• EXERCISE DESCRIPTION: Find the lines holding "下列说法错误的是" and copy them.

━━━━━━━━━━

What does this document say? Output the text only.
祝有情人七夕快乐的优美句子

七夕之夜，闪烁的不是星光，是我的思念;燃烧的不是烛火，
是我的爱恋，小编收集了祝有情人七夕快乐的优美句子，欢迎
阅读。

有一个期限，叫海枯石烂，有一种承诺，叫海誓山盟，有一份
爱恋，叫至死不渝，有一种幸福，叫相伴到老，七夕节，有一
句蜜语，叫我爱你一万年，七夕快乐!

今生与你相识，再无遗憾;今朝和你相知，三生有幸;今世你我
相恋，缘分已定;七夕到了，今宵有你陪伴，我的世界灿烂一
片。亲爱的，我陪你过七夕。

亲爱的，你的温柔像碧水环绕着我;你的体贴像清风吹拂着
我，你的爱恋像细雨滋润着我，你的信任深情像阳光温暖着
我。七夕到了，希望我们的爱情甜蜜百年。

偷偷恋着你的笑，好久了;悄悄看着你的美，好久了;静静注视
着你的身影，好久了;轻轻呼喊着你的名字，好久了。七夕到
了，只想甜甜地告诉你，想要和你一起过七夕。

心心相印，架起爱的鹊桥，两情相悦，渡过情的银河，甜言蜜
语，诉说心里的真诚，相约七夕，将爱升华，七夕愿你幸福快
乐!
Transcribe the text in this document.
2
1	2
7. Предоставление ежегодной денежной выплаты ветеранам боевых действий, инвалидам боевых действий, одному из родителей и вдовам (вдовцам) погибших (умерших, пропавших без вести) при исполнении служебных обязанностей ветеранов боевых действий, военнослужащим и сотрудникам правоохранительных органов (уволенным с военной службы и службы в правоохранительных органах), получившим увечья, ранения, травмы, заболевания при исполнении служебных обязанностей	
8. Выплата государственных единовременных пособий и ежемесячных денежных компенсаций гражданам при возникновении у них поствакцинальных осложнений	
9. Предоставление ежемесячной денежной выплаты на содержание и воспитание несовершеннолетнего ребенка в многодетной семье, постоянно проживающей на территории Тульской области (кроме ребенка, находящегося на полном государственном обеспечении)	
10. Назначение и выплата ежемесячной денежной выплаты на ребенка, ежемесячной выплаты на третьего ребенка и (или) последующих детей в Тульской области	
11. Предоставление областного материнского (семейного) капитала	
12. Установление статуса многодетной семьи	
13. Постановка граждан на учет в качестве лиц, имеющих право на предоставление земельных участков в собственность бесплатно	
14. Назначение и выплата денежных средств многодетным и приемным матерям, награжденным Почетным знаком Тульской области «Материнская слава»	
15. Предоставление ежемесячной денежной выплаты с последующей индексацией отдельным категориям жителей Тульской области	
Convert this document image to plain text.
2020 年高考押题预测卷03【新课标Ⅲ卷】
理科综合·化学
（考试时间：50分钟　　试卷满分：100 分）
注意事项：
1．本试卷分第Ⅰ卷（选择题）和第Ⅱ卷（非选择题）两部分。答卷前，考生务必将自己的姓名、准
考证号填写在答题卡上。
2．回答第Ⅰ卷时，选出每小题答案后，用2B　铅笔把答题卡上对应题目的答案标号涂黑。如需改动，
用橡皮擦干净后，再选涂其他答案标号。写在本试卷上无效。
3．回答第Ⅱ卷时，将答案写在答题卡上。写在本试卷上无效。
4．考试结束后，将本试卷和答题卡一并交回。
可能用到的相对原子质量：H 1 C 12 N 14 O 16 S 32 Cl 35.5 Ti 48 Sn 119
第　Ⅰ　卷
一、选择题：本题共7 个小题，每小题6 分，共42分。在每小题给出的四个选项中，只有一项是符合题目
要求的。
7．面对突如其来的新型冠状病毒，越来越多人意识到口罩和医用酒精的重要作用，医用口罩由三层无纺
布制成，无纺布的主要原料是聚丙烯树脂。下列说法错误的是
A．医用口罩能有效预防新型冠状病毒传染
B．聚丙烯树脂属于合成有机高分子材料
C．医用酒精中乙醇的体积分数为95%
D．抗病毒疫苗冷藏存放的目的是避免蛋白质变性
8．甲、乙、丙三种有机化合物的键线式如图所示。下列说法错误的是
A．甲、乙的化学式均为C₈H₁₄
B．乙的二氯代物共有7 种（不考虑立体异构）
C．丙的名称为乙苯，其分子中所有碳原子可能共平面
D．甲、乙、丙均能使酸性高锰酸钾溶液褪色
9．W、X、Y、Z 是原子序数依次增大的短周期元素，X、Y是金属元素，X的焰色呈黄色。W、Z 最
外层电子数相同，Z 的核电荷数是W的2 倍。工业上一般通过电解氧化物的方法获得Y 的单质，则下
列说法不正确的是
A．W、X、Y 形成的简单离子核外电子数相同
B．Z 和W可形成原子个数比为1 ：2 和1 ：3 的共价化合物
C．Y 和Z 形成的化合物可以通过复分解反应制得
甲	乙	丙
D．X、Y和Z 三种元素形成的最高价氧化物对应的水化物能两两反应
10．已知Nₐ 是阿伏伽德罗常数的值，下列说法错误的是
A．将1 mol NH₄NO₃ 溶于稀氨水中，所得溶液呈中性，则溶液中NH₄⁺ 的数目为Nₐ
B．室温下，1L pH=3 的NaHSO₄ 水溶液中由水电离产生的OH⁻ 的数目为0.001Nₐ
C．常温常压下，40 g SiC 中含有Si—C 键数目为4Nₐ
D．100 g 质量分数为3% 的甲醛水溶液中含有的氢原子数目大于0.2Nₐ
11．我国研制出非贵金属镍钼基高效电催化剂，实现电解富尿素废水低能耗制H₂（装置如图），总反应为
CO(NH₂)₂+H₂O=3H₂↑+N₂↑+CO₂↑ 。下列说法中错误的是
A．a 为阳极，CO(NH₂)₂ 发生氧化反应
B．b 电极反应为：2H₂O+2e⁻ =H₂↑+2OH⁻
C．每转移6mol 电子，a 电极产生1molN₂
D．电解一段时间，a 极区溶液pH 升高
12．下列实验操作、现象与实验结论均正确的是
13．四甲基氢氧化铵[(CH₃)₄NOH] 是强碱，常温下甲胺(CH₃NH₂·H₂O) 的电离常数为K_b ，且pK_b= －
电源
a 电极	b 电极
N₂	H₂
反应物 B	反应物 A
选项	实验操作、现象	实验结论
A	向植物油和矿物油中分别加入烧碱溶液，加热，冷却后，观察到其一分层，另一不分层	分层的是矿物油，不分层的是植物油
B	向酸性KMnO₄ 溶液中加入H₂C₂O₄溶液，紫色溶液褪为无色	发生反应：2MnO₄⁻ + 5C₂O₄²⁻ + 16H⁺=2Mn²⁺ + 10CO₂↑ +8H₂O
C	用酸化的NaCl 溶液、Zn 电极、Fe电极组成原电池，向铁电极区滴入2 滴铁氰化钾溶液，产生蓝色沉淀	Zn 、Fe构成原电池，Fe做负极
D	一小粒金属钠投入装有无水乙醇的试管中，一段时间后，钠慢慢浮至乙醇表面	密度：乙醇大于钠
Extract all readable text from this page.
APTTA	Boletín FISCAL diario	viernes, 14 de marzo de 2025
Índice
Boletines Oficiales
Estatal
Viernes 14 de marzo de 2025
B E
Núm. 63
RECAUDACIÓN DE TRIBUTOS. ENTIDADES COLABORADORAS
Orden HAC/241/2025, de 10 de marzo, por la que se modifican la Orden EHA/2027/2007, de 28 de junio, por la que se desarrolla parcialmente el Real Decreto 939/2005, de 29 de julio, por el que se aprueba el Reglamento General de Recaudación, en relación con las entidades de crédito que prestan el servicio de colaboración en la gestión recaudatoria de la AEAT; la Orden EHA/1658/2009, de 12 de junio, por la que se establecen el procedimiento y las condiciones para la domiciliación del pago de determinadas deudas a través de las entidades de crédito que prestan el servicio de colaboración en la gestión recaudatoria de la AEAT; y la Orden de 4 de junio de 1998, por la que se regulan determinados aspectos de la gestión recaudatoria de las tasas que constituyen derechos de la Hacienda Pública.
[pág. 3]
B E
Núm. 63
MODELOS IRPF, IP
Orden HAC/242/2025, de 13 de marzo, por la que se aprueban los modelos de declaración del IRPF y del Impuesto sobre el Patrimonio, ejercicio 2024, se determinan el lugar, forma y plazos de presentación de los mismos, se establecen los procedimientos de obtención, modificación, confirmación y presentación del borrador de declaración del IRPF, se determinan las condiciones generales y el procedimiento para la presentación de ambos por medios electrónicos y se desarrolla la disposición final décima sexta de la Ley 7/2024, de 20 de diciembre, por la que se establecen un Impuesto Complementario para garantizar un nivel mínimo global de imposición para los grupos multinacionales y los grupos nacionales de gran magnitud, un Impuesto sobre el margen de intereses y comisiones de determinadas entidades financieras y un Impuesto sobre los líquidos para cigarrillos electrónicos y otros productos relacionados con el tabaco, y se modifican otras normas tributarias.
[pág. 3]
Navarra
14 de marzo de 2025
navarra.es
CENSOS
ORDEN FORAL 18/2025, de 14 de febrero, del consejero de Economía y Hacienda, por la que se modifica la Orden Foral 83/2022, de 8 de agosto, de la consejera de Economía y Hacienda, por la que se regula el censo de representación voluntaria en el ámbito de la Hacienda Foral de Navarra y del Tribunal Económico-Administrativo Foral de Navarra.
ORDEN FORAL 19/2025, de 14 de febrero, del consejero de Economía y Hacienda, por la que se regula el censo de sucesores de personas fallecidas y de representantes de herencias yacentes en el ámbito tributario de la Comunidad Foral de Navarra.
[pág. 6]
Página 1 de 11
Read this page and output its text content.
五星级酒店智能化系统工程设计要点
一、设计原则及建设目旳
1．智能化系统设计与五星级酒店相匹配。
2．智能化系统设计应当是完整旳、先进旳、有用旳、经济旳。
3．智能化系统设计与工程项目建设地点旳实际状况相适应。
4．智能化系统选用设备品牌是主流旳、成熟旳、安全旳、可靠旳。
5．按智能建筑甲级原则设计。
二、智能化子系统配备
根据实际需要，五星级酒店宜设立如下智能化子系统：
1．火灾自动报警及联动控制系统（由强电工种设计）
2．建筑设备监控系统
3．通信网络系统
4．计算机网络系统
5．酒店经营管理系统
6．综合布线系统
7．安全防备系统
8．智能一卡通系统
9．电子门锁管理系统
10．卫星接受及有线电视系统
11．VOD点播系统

━━━━━━━━━━

• RESULT OF THE TASK:
布制成，无纺布的主要原料是聚丙烯树脂。下列说法错误的是
8．甲、乙、丙三种有机化合物的键线式如图所示。下列说法错误的是
10．已知Nₐ 是阿伏伽德罗常数的值，下列说法错误的是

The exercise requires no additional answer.